--- begin Data provided ---
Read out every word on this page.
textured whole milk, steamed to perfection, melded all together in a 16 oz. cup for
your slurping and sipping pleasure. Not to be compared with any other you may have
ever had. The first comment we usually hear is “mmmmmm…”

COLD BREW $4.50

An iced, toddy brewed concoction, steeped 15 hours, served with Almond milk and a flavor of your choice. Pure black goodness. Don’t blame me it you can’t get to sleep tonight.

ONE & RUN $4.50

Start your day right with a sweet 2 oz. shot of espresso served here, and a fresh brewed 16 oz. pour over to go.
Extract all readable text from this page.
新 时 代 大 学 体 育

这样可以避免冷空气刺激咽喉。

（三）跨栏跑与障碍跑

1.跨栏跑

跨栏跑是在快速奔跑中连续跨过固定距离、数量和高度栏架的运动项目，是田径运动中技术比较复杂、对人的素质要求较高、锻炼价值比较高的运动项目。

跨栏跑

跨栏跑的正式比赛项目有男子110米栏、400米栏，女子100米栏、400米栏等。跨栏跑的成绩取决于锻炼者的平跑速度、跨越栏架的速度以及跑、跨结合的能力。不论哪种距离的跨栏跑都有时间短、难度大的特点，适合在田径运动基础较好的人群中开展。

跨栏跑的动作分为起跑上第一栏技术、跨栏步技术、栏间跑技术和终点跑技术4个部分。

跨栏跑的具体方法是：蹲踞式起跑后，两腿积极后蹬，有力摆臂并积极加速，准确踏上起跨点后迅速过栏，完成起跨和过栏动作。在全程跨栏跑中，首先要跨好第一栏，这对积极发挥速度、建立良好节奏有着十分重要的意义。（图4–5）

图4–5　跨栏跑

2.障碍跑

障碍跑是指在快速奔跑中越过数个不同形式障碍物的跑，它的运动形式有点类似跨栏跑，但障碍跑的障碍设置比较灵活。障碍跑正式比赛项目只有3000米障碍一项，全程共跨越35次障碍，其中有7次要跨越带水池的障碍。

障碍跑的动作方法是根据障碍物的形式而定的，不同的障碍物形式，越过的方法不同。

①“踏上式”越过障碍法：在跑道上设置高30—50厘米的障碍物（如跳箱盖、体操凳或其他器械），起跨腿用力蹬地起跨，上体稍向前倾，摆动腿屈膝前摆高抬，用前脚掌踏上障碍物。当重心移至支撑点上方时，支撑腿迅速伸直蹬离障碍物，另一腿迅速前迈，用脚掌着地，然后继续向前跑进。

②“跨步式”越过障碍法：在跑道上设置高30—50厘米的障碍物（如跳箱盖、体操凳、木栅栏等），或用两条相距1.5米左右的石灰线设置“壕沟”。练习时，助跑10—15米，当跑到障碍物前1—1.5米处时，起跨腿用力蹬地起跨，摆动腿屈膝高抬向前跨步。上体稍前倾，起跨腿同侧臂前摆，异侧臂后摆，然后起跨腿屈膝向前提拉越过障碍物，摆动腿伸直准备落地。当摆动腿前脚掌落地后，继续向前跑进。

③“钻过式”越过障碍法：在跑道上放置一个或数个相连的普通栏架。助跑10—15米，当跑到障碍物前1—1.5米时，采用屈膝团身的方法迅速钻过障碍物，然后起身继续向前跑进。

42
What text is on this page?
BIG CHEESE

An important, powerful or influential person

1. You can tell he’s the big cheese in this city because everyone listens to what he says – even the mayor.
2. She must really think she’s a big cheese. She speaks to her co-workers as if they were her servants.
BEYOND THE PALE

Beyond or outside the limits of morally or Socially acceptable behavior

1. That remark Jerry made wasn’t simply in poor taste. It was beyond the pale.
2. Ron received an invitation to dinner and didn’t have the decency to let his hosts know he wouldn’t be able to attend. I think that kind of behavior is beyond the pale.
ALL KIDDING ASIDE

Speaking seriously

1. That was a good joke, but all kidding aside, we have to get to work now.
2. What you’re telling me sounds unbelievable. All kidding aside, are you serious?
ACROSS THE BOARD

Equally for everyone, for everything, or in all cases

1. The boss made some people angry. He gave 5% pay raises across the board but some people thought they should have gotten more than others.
--- end Data provided ---
> **Given task**
From the data above, gather every line that includes the word "起跨腿用力蹬地起跨".

> **Output for this exercise**
①“踏上式”越过障碍法：在跑道上设置高30—50厘米的障碍物（如跳箱盖、体操凳或其他器械），起跨腿用力蹬地起跨，上体稍向前倾，摆动腿屈膝前摆高抬，用前脚掌踏上障碍物。当重心移至支撑点上方时，支撑腿迅速伸直蹬离障碍物，另一腿迅速前迈，用脚掌着地，然后继续向前跑进。
②“跨步式”越过障碍法：在跑道上设置高30—50厘米的障碍物（如跳箱盖、体操凳、木栅栏等），或用两条相距1.5米左右的石灰线设置“壕沟”。练习时，助跑10—15米，当跑到障碍物前1—1.5米处时，起跨腿用力蹬地起跨，摆动腿屈膝高抬向前跨步。上体稍前倾，起跨腿同侧臂前摆，异侧臂后摆，然后起跨腿屈膝向前提拉越过障碍物，摆动腿伸直准备落地。当摆动腿前脚掌落地后，继续向前跑进。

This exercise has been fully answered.